PAGE TEXT -
As a running example, let’s imagine sending the following authentication event to El Proxy:

{
  "host": {
    "name": "myhost.wp.lan",
    "ip": "172.17.0.2"
  },
  "event": {
      "category": "authentication"
  }
}

To help you understand how the El Proxy architecture works together with Logstash and Elasticsearch, please have a look at the following scenarios.

In each scenario, the event is sent from Logstash to Elasticsearch through El Proxy.

Scenario 1

In our first scenario, no particular error happens during the signing process, so El Proxy signs the event, adds a new block to an existing blockchain, or creates a new chain from scratch if needed, and indexes the resulting document in a dedicated Elasticsearch index.

This is the most basic scenario, please refer to How the El Proxy works for additional details.

Scenario 2

As in the previous example, El Proxy signs the event, adds it to the blockchain, and indexes it in Elasticsearch.

Logstash, however, goes down before getting notified by El Proxy about the success of the whole signing/adding/indexing operation. Logstash, then, can not acknowledge the correct delivery of the event, even though El Proxy has already successfully indexed the event.

Logstash, in the meanwhile, is restarted successfully and it sends the same event to El Proxy again. El Proxy goes through the signing/adding/indexing operation for a second time, creating a duplicated event in Elasticsearch, but keeping a coherent blockchain.

Scenario 3

In this scenario, El Proxy is down while Logstash is sending events to it and therefore the event cannot be signed, added to the blockchain, and indexed.

In this case, Logstash tries to send the event to El Proxy until succeeding. If also Logstash is restarted before being able to successfully send the event to El Proxy, no event loss is experienced since events are disk persisted. As soon as Logstash is up and running again, it will send the pending event to El Proxy. Differently from scenario 2, this will not cause any event duplication in Elasticsearch.

Scenario 4

In this scenario, Logstash, instead of sending the example event to El Proxy, sends an event with a field that does not match the Elasticsearch mapping definition of the index in which the resulting document will be stored.

In the running example, the host field is mapped as an object (as you can see in the code snipped reported in the introduction). Logstash, however, has received an event in which the host field appears as a string:

{
  "host": "myhost.wp.lan",
  "event": {
      "category": "authentication"

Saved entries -
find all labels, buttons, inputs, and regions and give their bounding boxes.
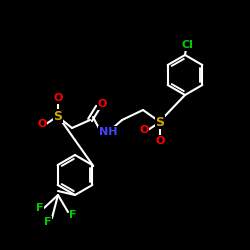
Text: O: O <box>155 136 165 146</box>
Text: S: S <box>156 116 164 128</box>
Text: O: O <box>139 125 149 135</box>
Text: F: F <box>44 217 52 227</box>
Text: Cl: Cl <box>181 40 193 50</box>
Text: O: O <box>53 93 63 103</box>
Text: F: F <box>69 210 77 220</box>
Text: F: F <box>36 203 44 213</box>
Text: O: O <box>37 119 47 129</box>
Text: O: O <box>97 99 107 109</box>
Text: S: S <box>54 110 62 122</box>
Text: NH: NH <box>99 127 117 137</box>
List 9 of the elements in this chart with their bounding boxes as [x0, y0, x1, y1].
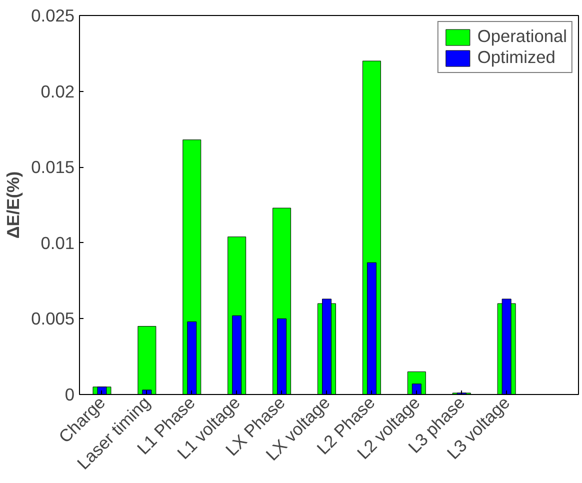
y-tick-label: 0.015 [31, 157, 75, 178]
y-axis-title: ΔE/E(%) [3, 171, 24, 239]
y-tick-label: 0.025 [31, 6, 75, 26]
legend-label: Optimized [477, 47, 556, 68]
y-tick-label: 0 [64, 384, 75, 404]
y-tick-label: 0.01 [40, 232, 75, 253]
y-tick-label: 0.005 [31, 308, 75, 329]
legend-label: Operational [477, 26, 567, 47]
y-tick-label: 0.02 [40, 81, 75, 102]
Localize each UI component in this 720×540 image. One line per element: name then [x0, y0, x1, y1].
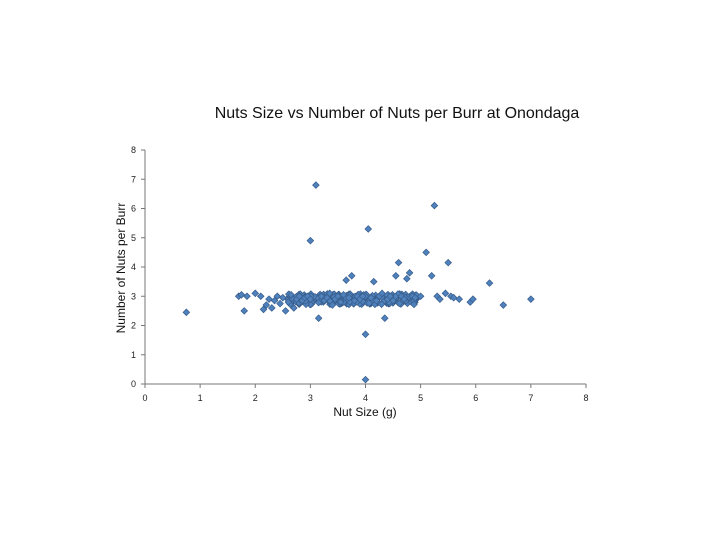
- data-point: [392, 271, 400, 280]
- data-point: [416, 292, 425, 301]
- data-point: [251, 289, 260, 298]
- x-tick-label: 6: [473, 393, 478, 403]
- data-point: [262, 301, 271, 309]
- data-point: [378, 289, 386, 298]
- data-point: [444, 258, 452, 267]
- data-point: [287, 290, 295, 299]
- data-point: [284, 298, 293, 306]
- data-point: [295, 292, 304, 301]
- data-point: [339, 290, 348, 299]
- data-point: [347, 271, 356, 280]
- y-tick-label: 0: [131, 379, 136, 389]
- data-point: [336, 298, 345, 306]
- data-point: [436, 295, 444, 303]
- data-point: [369, 277, 378, 286]
- data-point: [259, 305, 268, 314]
- data-point: [240, 307, 249, 315]
- data-point: [455, 295, 464, 303]
- data-point: [386, 292, 395, 301]
- y-tick-label: 2: [131, 321, 136, 331]
- y-tick-label: 7: [131, 174, 136, 184]
- data-point: [273, 292, 282, 301]
- data-point: [317, 292, 326, 301]
- y-tick-label: 6: [131, 204, 136, 214]
- data-point-cluster: [395, 299, 404, 308]
- data-point-cluster: [365, 299, 373, 307]
- data-point: [182, 308, 191, 317]
- data-point: [328, 301, 337, 309]
- data-point: [276, 299, 284, 308]
- data-point: [256, 292, 265, 301]
- data-point: [323, 293, 331, 302]
- data-point: [342, 276, 351, 284]
- x-tick-label: 5: [418, 393, 423, 403]
- data-point: [290, 304, 298, 312]
- data-point: [367, 293, 375, 302]
- data-point: [372, 296, 381, 305]
- data-point: [364, 225, 373, 233]
- data-point: [361, 375, 370, 384]
- data-point: [485, 279, 494, 287]
- x-tick-label: 4: [363, 393, 368, 403]
- data-point-cluster: [314, 298, 323, 307]
- x-tick-label: 2: [253, 393, 258, 403]
- axes: 0 1 2 3 4 5 6 7 8 0 1 2 3 4 5 6 7 8: [131, 145, 589, 403]
- y-tick-label: 8: [131, 145, 136, 155]
- data-point: [312, 181, 320, 189]
- data-point: [243, 292, 251, 301]
- data-point: [449, 293, 458, 302]
- data-point: [325, 289, 334, 298]
- y-tick-label: 4: [131, 262, 136, 272]
- data-point: [430, 201, 439, 210]
- data-point: [403, 274, 411, 283]
- x-tick-label: 7: [528, 393, 533, 403]
- y-tick-label: 5: [131, 233, 136, 243]
- x-tick-label: 0: [142, 393, 147, 403]
- y-axis-title: Number of Nuts per Burr: [114, 203, 128, 334]
- data-point: [394, 258, 403, 267]
- data-point: [237, 290, 246, 299]
- data-points: [182, 181, 535, 384]
- data-point: [441, 289, 450, 298]
- x-tick-label: 3: [308, 393, 313, 403]
- data-point: [400, 295, 408, 303]
- data-point: [358, 292, 367, 301]
- data-point: [405, 269, 414, 277]
- data-point: [270, 296, 279, 305]
- data-point: [267, 304, 276, 312]
- y-tick-label: 3: [131, 291, 136, 301]
- x-axis-title: Nut Size (g): [333, 405, 396, 419]
- data-point: [265, 295, 273, 303]
- data-point: [306, 295, 315, 303]
- data-point: [314, 314, 323, 322]
- data-point: [279, 293, 287, 302]
- data-point: [427, 271, 436, 280]
- data-point: [499, 301, 508, 309]
- data-point: [389, 296, 397, 305]
- data-point: [380, 314, 389, 322]
- x-tick-label: 8: [583, 393, 588, 403]
- chart-title: Nuts Size vs Number of Nuts per Burr at …: [215, 105, 580, 122]
- data-point: [422, 248, 430, 257]
- data-point-cluster: [410, 300, 418, 309]
- data-point: [361, 330, 370, 339]
- x-tick-label: 1: [198, 393, 203, 403]
- data-point: [281, 307, 290, 315]
- data-point: [345, 293, 353, 302]
- y-tick-label: 1: [131, 350, 136, 360]
- data-point: [469, 295, 477, 303]
- data-point: [306, 236, 315, 245]
- data-point: [527, 295, 535, 303]
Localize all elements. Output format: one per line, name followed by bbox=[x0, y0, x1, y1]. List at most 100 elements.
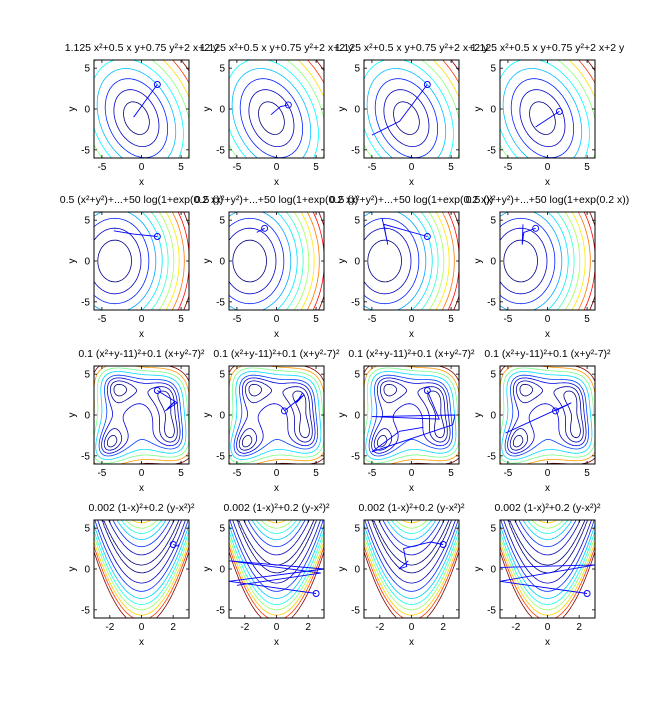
contour-level-2 bbox=[103, 380, 178, 451]
x-tick-label: -5 bbox=[503, 468, 512, 479]
x-tick-label: 2 bbox=[576, 622, 582, 633]
contour-level-6 bbox=[94, 520, 189, 611]
subplot-r3-c2: -5 0 5 -5 0 5 x y 0.1 (x²+y-11)²+0.1 (x+y²-7)² bbox=[202, 348, 340, 494]
y-tick-label: -5 bbox=[351, 451, 360, 462]
optimizer-path bbox=[398, 541, 444, 570]
start-marker bbox=[280, 407, 288, 415]
contour-level-8 bbox=[229, 546, 324, 618]
contour-level-4 bbox=[368, 374, 453, 457]
contour-level-2 bbox=[500, 227, 548, 295]
start-marker bbox=[284, 101, 292, 109]
contour-lines bbox=[229, 60, 324, 158]
axes-frame bbox=[499, 211, 596, 311]
y-axis-label: y bbox=[337, 567, 348, 572]
contour-level-6 bbox=[94, 367, 189, 464]
start-marker bbox=[555, 107, 563, 115]
y-tick-label: -5 bbox=[81, 145, 90, 156]
y-tick-label: 5 bbox=[84, 216, 90, 227]
x-tick-label: 2 bbox=[305, 622, 311, 633]
contour-level-3 bbox=[510, 78, 574, 158]
y-axis-label: y bbox=[473, 567, 484, 572]
y-tick-label: 0 bbox=[219, 257, 225, 268]
start-marker bbox=[551, 407, 559, 415]
subplot-title: 1.125 x²+0.5 x y+0.75 y²+2 x+2 y bbox=[471, 42, 625, 54]
x-tick-label: -5 bbox=[232, 314, 241, 325]
contour-level-1 bbox=[393, 101, 420, 135]
x-tick-label: 0 bbox=[545, 468, 551, 479]
contour-level-2 bbox=[232, 520, 321, 584]
contour-level-5 bbox=[547, 212, 569, 310]
contour-level-5 bbox=[365, 371, 457, 460]
x-tick-label: -5 bbox=[367, 314, 376, 325]
x-tick-label: -5 bbox=[97, 314, 106, 325]
start-marker bbox=[169, 541, 177, 548]
contour-level-4 bbox=[231, 68, 312, 158]
contour-level-8 bbox=[442, 60, 459, 84]
x-tick-label: 5 bbox=[178, 162, 184, 173]
contour-level-1 bbox=[503, 239, 538, 283]
y-axis-label: y bbox=[67, 413, 78, 418]
contour-level-4 bbox=[94, 212, 157, 310]
y-axis-label: y bbox=[67, 107, 78, 112]
subplot-title: 0.002 (1-x)²+0.2 (y-x²)² bbox=[495, 502, 601, 514]
x-tick-label: -5 bbox=[367, 468, 376, 479]
x-axis-label: x bbox=[545, 483, 550, 494]
y-tick-label: -5 bbox=[351, 605, 360, 616]
x-tick-label: 5 bbox=[178, 314, 184, 325]
contour-level-4 bbox=[233, 374, 318, 457]
x-tick-label: 0 bbox=[409, 314, 415, 325]
contour-level-1 bbox=[106, 383, 175, 448]
y-tick-label: 0 bbox=[84, 257, 90, 268]
contour-level-4 bbox=[502, 68, 583, 158]
contour-level-1 bbox=[371, 520, 452, 574]
optimizer-path bbox=[113, 230, 158, 237]
contour-level-4 bbox=[98, 374, 183, 457]
contour-level-7 bbox=[158, 212, 175, 310]
subplot-r2-c3: -5 0 5 -5 0 5 x y 0.5 (x²+y²)+...+50 log(1+exp(0… bbox=[330, 194, 493, 340]
contour-level-7 bbox=[293, 212, 310, 310]
y-tick-label: -5 bbox=[81, 451, 90, 462]
contour-level-3 bbox=[364, 217, 420, 305]
contour-level-4 bbox=[500, 520, 595, 599]
contour-lines bbox=[364, 366, 459, 464]
y-tick-label: -5 bbox=[81, 605, 90, 616]
y-axis-label: y bbox=[202, 259, 213, 264]
contour-level-1 bbox=[123, 101, 150, 135]
contour-level-9 bbox=[94, 551, 189, 618]
x-tick-label: 2 bbox=[440, 622, 446, 633]
x-tick-label: -5 bbox=[232, 468, 241, 479]
y-tick-label: 0 bbox=[219, 105, 225, 116]
y-tick-label: -5 bbox=[216, 605, 225, 616]
x-axis-label: x bbox=[545, 329, 550, 340]
y-tick-label: 0 bbox=[354, 565, 360, 576]
x-tick-label: -5 bbox=[503, 162, 512, 173]
contour-level-2 bbox=[373, 380, 448, 451]
y-tick-label: 5 bbox=[354, 370, 360, 381]
contour-level-1 bbox=[529, 101, 556, 135]
contour-lines bbox=[94, 60, 189, 158]
x-tick-label: 5 bbox=[448, 468, 454, 479]
contour-level-1 bbox=[367, 239, 402, 283]
x-tick-label: -5 bbox=[367, 162, 376, 173]
start-marker bbox=[532, 224, 540, 232]
subplot-r4-c2: -2 0 2 -5 0 5 x y 0.002 (1-x)²+0.2 (y-x²)² bbox=[202, 502, 330, 648]
x-tick-label: 0 bbox=[139, 314, 145, 325]
contour-level-4 bbox=[94, 520, 189, 599]
contour-level-4 bbox=[96, 68, 177, 158]
y-tick-label: 0 bbox=[490, 105, 496, 116]
y-tick-label: 5 bbox=[84, 370, 90, 381]
x-tick-label: 5 bbox=[313, 162, 319, 173]
y-tick-label: 0 bbox=[354, 105, 360, 116]
x-axis-label: x bbox=[274, 329, 279, 340]
optimizer-path bbox=[371, 390, 456, 453]
y-tick-label: 5 bbox=[219, 64, 225, 75]
subplot-title: 0.002 (1-x)²+0.2 (y-x²)² bbox=[89, 502, 195, 514]
optimizer-path bbox=[371, 84, 428, 136]
contour-level-5 bbox=[500, 520, 595, 605]
y-tick-label: 0 bbox=[84, 105, 90, 116]
x-axis-label: x bbox=[274, 177, 279, 188]
x-tick-label: -2 bbox=[240, 622, 249, 633]
contour-level-3 bbox=[239, 78, 303, 158]
contour-level-3 bbox=[104, 78, 168, 158]
optimizer-path bbox=[505, 402, 572, 434]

WHAT THE TASK REQUIRES - In the page text about El Proxy, list every field name (key) in the first sample event, the one introduced by "As a running example".

RESULT OF THE TASK - host, name, ip, event, category